◆ THE REQUEST ◆
Print the entries in full, word for word, but not the pictures.
----- SOURCE DATA
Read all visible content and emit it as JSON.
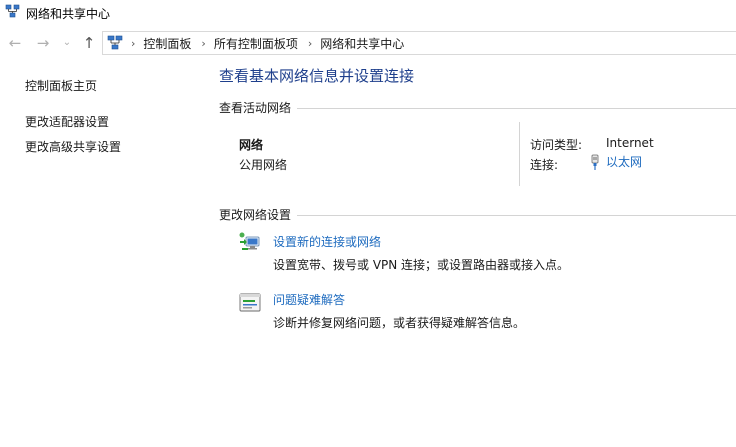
{
  "window": {
    "title": "网络和共享中心"
  },
  "nav": {
    "back_glyph": "←",
    "forward_glyph": "→",
    "recent_glyph": "⌄",
    "up_glyph": "↑"
  },
  "breadcrumb": {
    "sep": "›",
    "items": [
      "控制面板",
      "所有控制面板项",
      "网络和共享中心"
    ]
  },
  "sidebar": {
    "items": [
      {
        "label": "控制面板主页"
      },
      {
        "label": "更改适配器设置"
      },
      {
        "label": "更改高级共享设置"
      }
    ]
  },
  "main": {
    "title": "查看基本网络信息并设置连接",
    "active_networks": {
      "header": "查看活动网络",
      "network_name": "网络",
      "network_type": "公用网络",
      "access_type_label": "访问类型:",
      "access_type_value": "Internet",
      "connection_label": "连接:",
      "connection_value": "以太网"
    },
    "change_settings": {
      "header": "更改网络设置",
      "tasks": [
        {
          "link": "设置新的连接或网络",
          "desc": "设置宽带、拨号或 VPN 连接；或设置路由器或接入点。"
        },
        {
          "link": "问题疑难解答",
          "desc": "诊断并修复网络问题，或者获得疑难解答信息。"
        }
      ]
    }
  },
  "colors": {
    "title_blue": "#1e3f8c",
    "link_blue": "#1e6bbf",
    "divider": "#d4d4d4"
  }
}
----------
◆ RESPONSE ◆
Read all visible content and emit it as JSON.
{
  "window": {
    "title": "网络和共享中心"
  },
  "nav": {
    "back_glyph": "←",
    "forward_glyph": "→",
    "recent_glyph": "⌄",
    "up_glyph": "↑"
  },
  "breadcrumb": {
    "sep": "›",
    "items": [
      "控制面板",
      "所有控制面板项",
      "网络和共享中心"
    ]
  },
  "sidebar": {
    "items": [
      {
        "label": "控制面板主页"
      },
      {
        "label": "更改适配器设置"
      },
      {
        "label": "更改高级共享设置"
      }
    ]
  },
  "main": {
    "title": "查看基本网络信息并设置连接",
    "active_networks": {
      "header": "查看活动网络",
      "network_name": "网络",
      "network_type": "公用网络",
      "access_type_label": "访问类型:",
      "access_type_value": "Internet",
      "connection_label": "连接:",
      "connection_value": "以太网"
    },
    "change_settings": {
      "header": "更改网络设置",
      "tasks": [
        {
          "link": "设置新的连接或网络",
          "desc": "设置宽带、拨号或 VPN 连接；或设置路由器或接入点。"
        },
        {
          "link": "问题疑难解答",
          "desc": "诊断并修复网络问题，或者获得疑难解答信息。"
        }
      ]
    }
  },
  "colors": {
    "title_blue": "#1e3f8c",
    "link_blue": "#1e6bbf",
    "divider": "#d4d4d4"
  }
}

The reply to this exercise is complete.